• _To do_: Pictures stay out; everything else in the records below is copied exactly.

Input for this task Start Marker

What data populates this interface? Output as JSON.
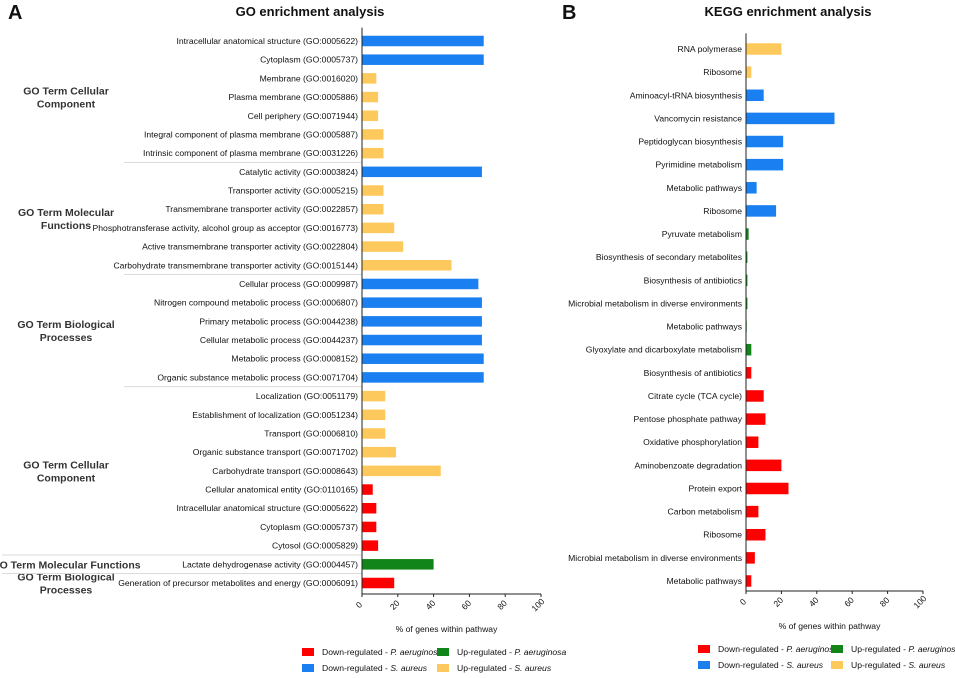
{
  "colors": {
    "down_pa": "#ff0000",
    "down_sa": "#1a7ff0",
    "up_pa": "#11841a",
    "up_sa": "#fdc95c"
  },
  "legend": [
    {
      "key": "down_pa",
      "prefix": "Down-regulated - ",
      "species": "P. aeruginosa"
    },
    {
      "key": "down_sa",
      "prefix": "Down-regulated - ",
      "species": "S. aureus"
    },
    {
      "key": "up_pa",
      "prefix": "Up-regulated - ",
      "species": "P. aeruginosa"
    },
    {
      "key": "up_sa",
      "prefix": "Up-regulated - ",
      "species": "S. aureus"
    }
  ],
  "chart_data": [
    {
      "panel": "A",
      "type": "bar",
      "orientation": "horizontal",
      "title": "GO enrichment analysis",
      "xlabel": "% of genes within pathway",
      "xlim": [
        0,
        100
      ],
      "xticks": [
        0,
        20,
        40,
        60,
        80,
        100
      ],
      "groups": [
        {
          "label": [
            "GO Term Cellular",
            "Component"
          ],
          "start": 0,
          "end": 6
        },
        {
          "label": [
            "GO Term Molecular",
            "Functions"
          ],
          "start": 7,
          "end": 12
        },
        {
          "label": [
            "GO Term Biological",
            "Processes"
          ],
          "start": 13,
          "end": 18
        },
        {
          "label": [
            "GO Term Cellular",
            "Component"
          ],
          "start": 19,
          "end": 27
        },
        {
          "label": [
            "GO Term Molecular Functions"
          ],
          "start": 28,
          "end": 28
        },
        {
          "label": [
            "GO Term Biological",
            "Processes"
          ],
          "start": 29,
          "end": 29
        }
      ],
      "bars": [
        {
          "label": "Intracellular anatomical structure (GO:0005622)",
          "value": 68,
          "series": "down_sa"
        },
        {
          "label": "Cytoplasm (GO:0005737)",
          "value": 68,
          "series": "down_sa"
        },
        {
          "label": "Membrane (GO:0016020)",
          "value": 8,
          "series": "up_sa"
        },
        {
          "label": "Plasma membrane (GO:0005886)",
          "value": 9,
          "series": "up_sa"
        },
        {
          "label": "Cell periphery (GO:0071944)",
          "value": 9,
          "series": "up_sa"
        },
        {
          "label": "Integral component of plasma membrane (GO:0005887)",
          "value": 12,
          "series": "up_sa"
        },
        {
          "label": "Intrinsic component of plasma membrane (GO:0031226)",
          "value": 12,
          "series": "up_sa"
        },
        {
          "label": "Catalytic activity (GO:0003824)",
          "value": 67,
          "series": "down_sa"
        },
        {
          "label": "Transporter activity (GO:0005215)",
          "value": 12,
          "series": "up_sa"
        },
        {
          "label": "Transmembrane transporter activity (GO:0022857)",
          "value": 12,
          "series": "up_sa"
        },
        {
          "label": "Phosphotransferase activity, alcohol group as acceptor (GO:0016773)",
          "value": 18,
          "series": "up_sa"
        },
        {
          "label": "Active transmembrane transporter activity (GO:0022804)",
          "value": 23,
          "series": "up_sa"
        },
        {
          "label": "Carbohydrate transmembrane transporter activity (GO:0015144)",
          "value": 50,
          "series": "up_sa"
        },
        {
          "label": "Cellular process (GO:0009987)",
          "value": 65,
          "series": "down_sa"
        },
        {
          "label": "Nitrogen compound metabolic process (GO:0006807)",
          "value": 67,
          "series": "down_sa"
        },
        {
          "label": "Primary metabolic process (GO:0044238)",
          "value": 67,
          "series": "down_sa"
        },
        {
          "label": "Cellular metabolic process (GO:0044237)",
          "value": 67,
          "series": "down_sa"
        },
        {
          "label": "Metabolic process (GO:0008152)",
          "value": 68,
          "series": "down_sa"
        },
        {
          "label": "Organic substance metabolic process (GO:0071704)",
          "value": 68,
          "series": "down_sa"
        },
        {
          "label": "Localization (GO:0051179)",
          "value": 13,
          "series": "up_sa"
        },
        {
          "label": "Establishment of localization (GO:0051234)",
          "value": 13,
          "series": "up_sa"
        },
        {
          "label": "Transport (GO:0006810)",
          "value": 13,
          "series": "up_sa"
        },
        {
          "label": "Organic substance transport (GO:0071702)",
          "value": 19,
          "series": "up_sa"
        },
        {
          "label": "Carbohydrate transport (GO:0008643)",
          "value": 44,
          "series": "up_sa"
        },
        {
          "label": "Cellular anatomical entity (GO:0110165)",
          "value": 6,
          "series": "down_pa"
        },
        {
          "label": "Intracellular anatomical structure (GO:0005622)",
          "value": 8,
          "series": "down_pa"
        },
        {
          "label": "Cytoplasm (GO:0005737)",
          "value": 8,
          "series": "down_pa"
        },
        {
          "label": "Cytosol (GO:0005829)",
          "value": 9,
          "series": "down_pa"
        },
        {
          "label": "Lactate dehydrogenase activity (GO:0004457)",
          "value": 40,
          "series": "up_pa"
        },
        {
          "label": "Generation of precursor metabolites and energy (GO:0006091)",
          "value": 18,
          "series": "down_pa"
        }
      ]
    },
    {
      "panel": "B",
      "type": "bar",
      "orientation": "horizontal",
      "title": "KEGG enrichment analysis",
      "xlabel": "% of genes within pathway",
      "xlim": [
        0,
        100
      ],
      "xticks": [
        0,
        20,
        40,
        60,
        80,
        100
      ],
      "bars": [
        {
          "label": "RNA polymerase",
          "value": 20,
          "series": "up_sa"
        },
        {
          "label": "Ribosome",
          "value": 3,
          "series": "up_sa"
        },
        {
          "label": "Aminoacyl-tRNA biosynthesis",
          "value": 10,
          "series": "down_sa"
        },
        {
          "label": "Vancomycin resistance",
          "value": 50,
          "series": "down_sa"
        },
        {
          "label": "Peptidoglycan biosynthesis",
          "value": 21,
          "series": "down_sa"
        },
        {
          "label": "Pyrimidine metabolism",
          "value": 21,
          "series": "down_sa"
        },
        {
          "label": "Metabolic pathways",
          "value": 6,
          "series": "down_sa"
        },
        {
          "label": "Ribosome",
          "value": 17,
          "series": "down_sa"
        },
        {
          "label": "Pyruvate metabolism",
          "value": 1.5,
          "series": "up_pa"
        },
        {
          "label": "Biosynthesis of secondary metabolites",
          "value": 0.8,
          "series": "up_pa"
        },
        {
          "label": "Biosynthesis of antibiotics",
          "value": 0.8,
          "series": "up_pa"
        },
        {
          "label": "Microbial metabolism in diverse environments",
          "value": 0.8,
          "series": "up_pa"
        },
        {
          "label": "Metabolic pathways",
          "value": 0.4,
          "series": "up_pa"
        },
        {
          "label": "Glyoxylate and dicarboxylate metabolism",
          "value": 3,
          "series": "up_pa"
        },
        {
          "label": "Biosynthesis of antibiotics",
          "value": 3,
          "series": "down_pa"
        },
        {
          "label": "Citrate cycle (TCA cycle)",
          "value": 10,
          "series": "down_pa"
        },
        {
          "label": "Pentose phosphate pathway",
          "value": 11,
          "series": "down_pa"
        },
        {
          "label": "Oxidative phosphorylation",
          "value": 7,
          "series": "down_pa"
        },
        {
          "label": "Aminobenzoate degradation",
          "value": 20,
          "series": "down_pa"
        },
        {
          "label": "Protein export",
          "value": 24,
          "series": "down_pa"
        },
        {
          "label": "Carbon metabolism",
          "value": 7,
          "series": "down_pa"
        },
        {
          "label": "Ribosome",
          "value": 11,
          "series": "down_pa"
        },
        {
          "label": "Microbial metabolism in diverse environments",
          "value": 5,
          "series": "down_pa"
        },
        {
          "label": "Metabolic pathways",
          "value": 3,
          "series": "down_pa"
        }
      ]
    }
  ]
}
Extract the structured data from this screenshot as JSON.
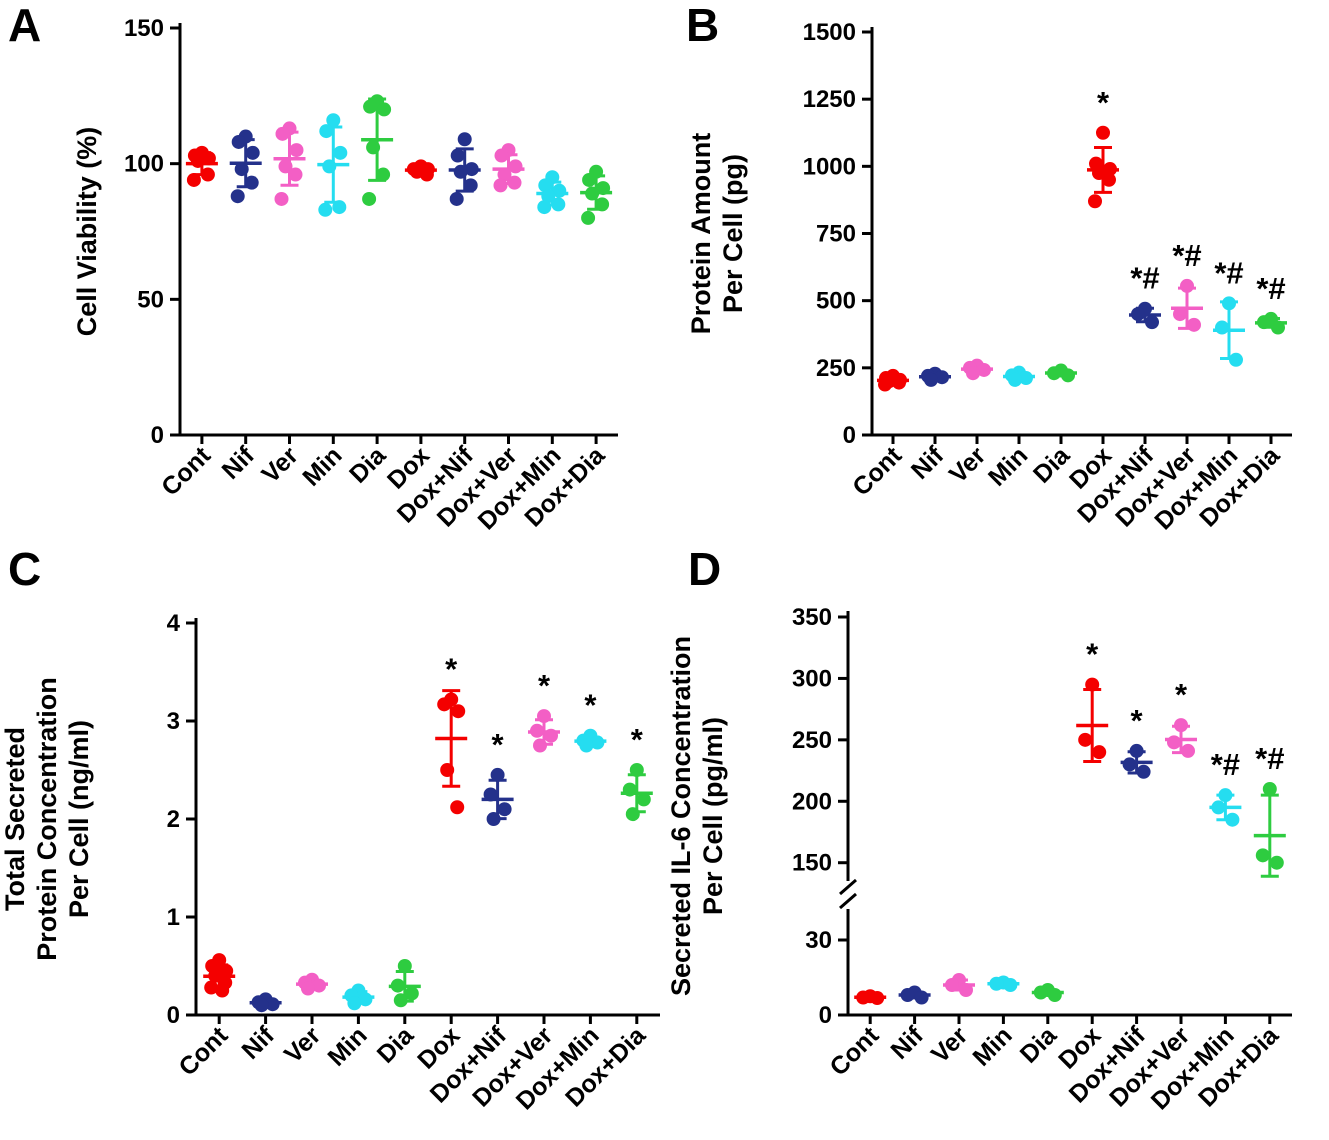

Input for this task End Marker

• _Written response_:
What data populates this interface? Output as JSON.
{
  "colors": {
    "down_pa": "#ff0000",
    "down_sa": "#1a7ff0",
    "up_pa": "#11841a",
    "up_sa": "#fdc95c"
  },
  "legend": [
    {
      "key": "down_pa",
      "prefix": "Down-regulated - ",
      "species": "P. aeruginosa"
    },
    {
      "key": "down_sa",
      "prefix": "Down-regulated - ",
      "species": "S. aureus"
    },
    {
      "key": "up_pa",
      "prefix": "Up-regulated - ",
      "species": "P. aeruginosa"
    },
    {
      "key": "up_sa",
      "prefix": "Up-regulated - ",
      "species": "S. aureus"
    }
  ],
  "chart_data": [
    {
      "panel": "A",
      "type": "bar",
      "orientation": "horizontal",
      "title": "GO enrichment analysis",
      "xlabel": "% of genes within pathway",
      "xlim": [
        0,
        100
      ],
      "xticks": [
        0,
        20,
        40,
        60,
        80,
        100
      ],
      "groups": [
        {
          "label": [
            "GO Term Cellular",
            "Component"
          ],
          "start": 0,
          "end": 6
        },
        {
          "label": [
            "GO Term Molecular",
            "Functions"
          ],
          "start": 7,
          "end": 12
        },
        {
          "label": [
            "GO Term Biological",
            "Processes"
          ],
          "start": 13,
          "end": 18
        },
        {
          "label": [
            "GO Term Cellular",
            "Component"
          ],
          "start": 19,
          "end": 27
        },
        {
          "label": [
            "GO Term Molecular Functions"
          ],
          "start": 28,
          "end": 28
        },
        {
          "label": [
            "GO Term Biological",
            "Processes"
          ],
          "start": 29,
          "end": 29
        }
      ],
      "bars": [
        {
          "label": "Intracellular anatomical structure (GO:0005622)",
          "value": 68,
          "series": "down_sa"
        },
        {
          "label": "Cytoplasm (GO:0005737)",
          "value": 68,
          "series": "down_sa"
        },
        {
          "label": "Membrane (GO:0016020)",
          "value": 8,
          "series": "up_sa"
        },
        {
          "label": "Plasma membrane (GO:0005886)",
          "value": 9,
          "series": "up_sa"
        },
        {
          "label": "Cell periphery (GO:0071944)",
          "value": 9,
          "series": "up_sa"
        },
        {
          "label": "Integral component of plasma membrane (GO:0005887)",
          "value": 12,
          "series": "up_sa"
        },
        {
          "label": "Intrinsic component of plasma membrane (GO:0031226)",
          "value": 12,
          "series": "up_sa"
        },
        {
          "label": "Catalytic activity (GO:0003824)",
          "value": 67,
          "series": "down_sa"
        },
        {
          "label": "Transporter activity (GO:0005215)",
          "value": 12,
          "series": "up_sa"
        },
        {
          "label": "Transmembrane transporter activity (GO:0022857)",
          "value": 12,
          "series": "up_sa"
        },
        {
          "label": "Phosphotransferase activity, alcohol group as acceptor (GO:0016773)",
          "value": 18,
          "series": "up_sa"
        },
        {
          "label": "Active transmembrane transporter activity (GO:0022804)",
          "value": 23,
          "series": "up_sa"
        },
        {
          "label": "Carbohydrate transmembrane transporter activity (GO:0015144)",
          "value": 50,
          "series": "up_sa"
        },
        {
          "label": "Cellular process (GO:0009987)",
          "value": 65,
          "series": "down_sa"
        },
        {
          "label": "Nitrogen compound metabolic process (GO:0006807)",
          "value": 67,
          "series": "down_sa"
        },
        {
          "label": "Primary metabolic process (GO:0044238)",
          "value": 67,
          "series": "down_sa"
        },
        {
          "label": "Cellular metabolic process (GO:0044237)",
          "value": 67,
          "series": "down_sa"
        },
        {
          "label": "Metabolic process (GO:0008152)",
          "value": 68,
          "series": "down_sa"
        },
        {
          "label": "Organic substance metabolic process (GO:0071704)",
          "value": 68,
          "series": "down_sa"
        },
        {
          "label": "Localization (GO:0051179)",
          "value": 13,
          "series": "up_sa"
        },
        {
          "label": "Establishment of localization (GO:0051234)",
          "value": 13,
          "series": "up_sa"
        },
        {
          "label": "Transport (GO:0006810)",
          "value": 13,
          "series": "up_sa"
        },
        {
          "label": "Organic substance transport (GO:0071702)",
          "value": 19,
          "series": "up_sa"
        },
        {
          "label": "Carbohydrate transport (GO:0008643)",
          "value": 44,
          "series": "up_sa"
        },
        {
          "label": "Cellular anatomical entity (GO:0110165)",
          "value": 6,
          "series": "down_pa"
        },
        {
          "label": "Intracellular anatomical structure (GO:0005622)",
          "value": 8,
          "series": "down_pa"
        },
        {
          "label": "Cytoplasm (GO:0005737)",
          "value": 8,
          "series": "down_pa"
        },
        {
          "label": "Cytosol (GO:0005829)",
          "value": 9,
          "series": "down_pa"
        },
        {
          "label": "Lactate dehydrogenase activity (GO:0004457)",
          "value": 40,
          "series": "up_pa"
        },
        {
          "label": "Generation of precursor metabolites and energy (GO:0006091)",
          "value": 18,
          "series": "down_pa"
        }
      ]
    },
    {
      "panel": "B",
      "type": "bar",
      "orientation": "horizontal",
      "title": "KEGG enrichment analysis",
      "xlabel": "% of genes within pathway",
      "xlim": [
        0,
        100
      ],
      "xticks": [
        0,
        20,
        40,
        60,
        80,
        100
      ],
      "bars": [
        {
          "label": "RNA polymerase",
          "value": 20,
          "series": "up_sa"
        },
        {
          "label": "Ribosome",
          "value": 3,
          "series": "up_sa"
        },
        {
          "label": "Aminoacyl-tRNA biosynthesis",
          "value": 10,
          "series": "down_sa"
        },
        {
          "label": "Vancomycin resistance",
          "value": 50,
          "series": "down_sa"
        },
        {
          "label": "Peptidoglycan biosynthesis",
          "value": 21,
          "series": "down_sa"
        },
        {
          "label": "Pyrimidine metabolism",
          "value": 21,
          "series": "down_sa"
        },
        {
          "label": "Metabolic pathways",
          "value": 6,
          "series": "down_sa"
        },
        {
          "label": "Ribosome",
          "value": 17,
          "series": "down_sa"
        },
        {
          "label": "Pyruvate metabolism",
          "value": 1.5,
          "series": "up_pa"
        },
        {
          "label": "Biosynthesis of secondary metabolites",
          "value": 0.8,
          "series": "up_pa"
        },
        {
          "label": "Biosynthesis of antibiotics",
          "value": 0.8,
          "series": "up_pa"
        },
        {
          "label": "Microbial metabolism in diverse environments",
          "value": 0.8,
          "series": "up_pa"
        },
        {
          "label": "Metabolic pathways",
          "value": 0.4,
          "series": "up_pa"
        },
        {
          "label": "Glyoxylate and dicarboxylate metabolism",
          "value": 3,
          "series": "up_pa"
        },
        {
          "label": "Biosynthesis of antibiotics",
          "value": 3,
          "series": "down_pa"
        },
        {
          "label": "Citrate cycle (TCA cycle)",
          "value": 10,
          "series": "down_pa"
        },
        {
          "label": "Pentose phosphate pathway",
          "value": 11,
          "series": "down_pa"
        },
        {
          "label": "Oxidative phosphorylation",
          "value": 7,
          "series": "down_pa"
        },
        {
          "label": "Aminobenzoate degradation",
          "value": 20,
          "series": "down_pa"
        },
        {
          "label": "Protein export",
          "value": 24,
          "series": "down_pa"
        },
        {
          "label": "Carbon metabolism",
          "value": 7,
          "series": "down_pa"
        },
        {
          "label": "Ribosome",
          "value": 11,
          "series": "down_pa"
        },
        {
          "label": "Microbial metabolism in diverse environments",
          "value": 5,
          "series": "down_pa"
        },
        {
          "label": "Metabolic pathways",
          "value": 3,
          "series": "down_pa"
        }
      ]
    }
  ]
}
Extract the structured data from this screenshot as JSON.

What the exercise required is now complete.